- _Exercise brief_
Locate each line with the string "JSON" in the listing below and copy it.
--- Available records ---
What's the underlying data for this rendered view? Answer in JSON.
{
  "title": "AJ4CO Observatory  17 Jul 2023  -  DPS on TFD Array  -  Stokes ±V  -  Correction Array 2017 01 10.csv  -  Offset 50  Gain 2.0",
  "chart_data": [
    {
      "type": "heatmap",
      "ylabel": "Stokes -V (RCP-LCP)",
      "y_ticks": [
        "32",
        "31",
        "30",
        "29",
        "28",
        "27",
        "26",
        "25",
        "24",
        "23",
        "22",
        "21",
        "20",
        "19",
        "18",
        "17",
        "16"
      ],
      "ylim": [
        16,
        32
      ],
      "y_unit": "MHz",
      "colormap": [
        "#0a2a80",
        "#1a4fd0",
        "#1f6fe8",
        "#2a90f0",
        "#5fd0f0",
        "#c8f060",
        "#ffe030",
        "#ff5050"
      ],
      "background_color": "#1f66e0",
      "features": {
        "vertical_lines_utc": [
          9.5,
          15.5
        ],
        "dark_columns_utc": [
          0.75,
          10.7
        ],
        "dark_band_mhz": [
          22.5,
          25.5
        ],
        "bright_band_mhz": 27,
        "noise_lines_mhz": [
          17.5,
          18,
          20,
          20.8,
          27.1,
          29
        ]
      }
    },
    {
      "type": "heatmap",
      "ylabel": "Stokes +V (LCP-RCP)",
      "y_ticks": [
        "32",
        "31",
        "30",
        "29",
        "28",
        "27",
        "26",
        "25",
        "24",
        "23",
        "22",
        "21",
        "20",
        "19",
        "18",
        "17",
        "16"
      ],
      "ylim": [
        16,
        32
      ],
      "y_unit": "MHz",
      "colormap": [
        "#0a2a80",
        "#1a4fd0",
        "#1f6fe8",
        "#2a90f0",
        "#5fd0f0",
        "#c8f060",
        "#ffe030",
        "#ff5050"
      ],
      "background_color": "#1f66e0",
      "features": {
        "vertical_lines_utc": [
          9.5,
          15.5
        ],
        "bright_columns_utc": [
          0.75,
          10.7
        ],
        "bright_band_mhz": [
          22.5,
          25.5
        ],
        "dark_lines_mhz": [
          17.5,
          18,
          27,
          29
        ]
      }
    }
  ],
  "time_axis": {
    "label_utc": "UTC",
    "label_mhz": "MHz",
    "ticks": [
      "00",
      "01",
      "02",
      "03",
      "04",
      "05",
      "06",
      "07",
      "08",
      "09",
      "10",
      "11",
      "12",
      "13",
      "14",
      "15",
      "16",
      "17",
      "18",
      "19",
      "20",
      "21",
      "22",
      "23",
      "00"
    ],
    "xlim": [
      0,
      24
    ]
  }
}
---
--- Available records ---
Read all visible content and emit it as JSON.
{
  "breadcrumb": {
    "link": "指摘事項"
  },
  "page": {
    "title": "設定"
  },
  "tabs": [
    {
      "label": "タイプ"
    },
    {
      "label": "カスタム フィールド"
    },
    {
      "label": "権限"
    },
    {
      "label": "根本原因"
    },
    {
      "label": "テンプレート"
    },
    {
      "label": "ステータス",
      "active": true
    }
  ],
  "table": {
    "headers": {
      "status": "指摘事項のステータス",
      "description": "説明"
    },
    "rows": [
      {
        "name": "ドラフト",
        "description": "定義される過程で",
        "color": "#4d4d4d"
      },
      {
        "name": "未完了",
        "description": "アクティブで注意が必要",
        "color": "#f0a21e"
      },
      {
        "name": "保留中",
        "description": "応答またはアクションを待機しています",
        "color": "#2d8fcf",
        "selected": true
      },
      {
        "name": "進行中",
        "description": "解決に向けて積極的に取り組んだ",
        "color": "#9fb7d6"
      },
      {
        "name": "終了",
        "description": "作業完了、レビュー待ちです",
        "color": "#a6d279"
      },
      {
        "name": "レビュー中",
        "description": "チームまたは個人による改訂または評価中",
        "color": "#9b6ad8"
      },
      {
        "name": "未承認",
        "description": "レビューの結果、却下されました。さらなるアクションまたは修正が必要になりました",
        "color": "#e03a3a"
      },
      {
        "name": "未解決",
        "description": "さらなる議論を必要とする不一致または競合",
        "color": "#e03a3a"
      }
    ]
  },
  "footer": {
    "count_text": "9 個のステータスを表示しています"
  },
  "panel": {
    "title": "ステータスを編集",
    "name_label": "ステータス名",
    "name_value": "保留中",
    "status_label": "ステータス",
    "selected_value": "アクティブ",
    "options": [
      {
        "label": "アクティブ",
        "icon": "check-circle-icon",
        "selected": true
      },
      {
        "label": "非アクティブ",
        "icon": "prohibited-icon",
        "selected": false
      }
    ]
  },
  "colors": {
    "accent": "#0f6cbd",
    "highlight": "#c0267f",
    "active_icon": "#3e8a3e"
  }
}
---
- _The completed task_
What's the underlying data for this rendered view? Answer in JSON.
Read all visible content and emit it as JSON.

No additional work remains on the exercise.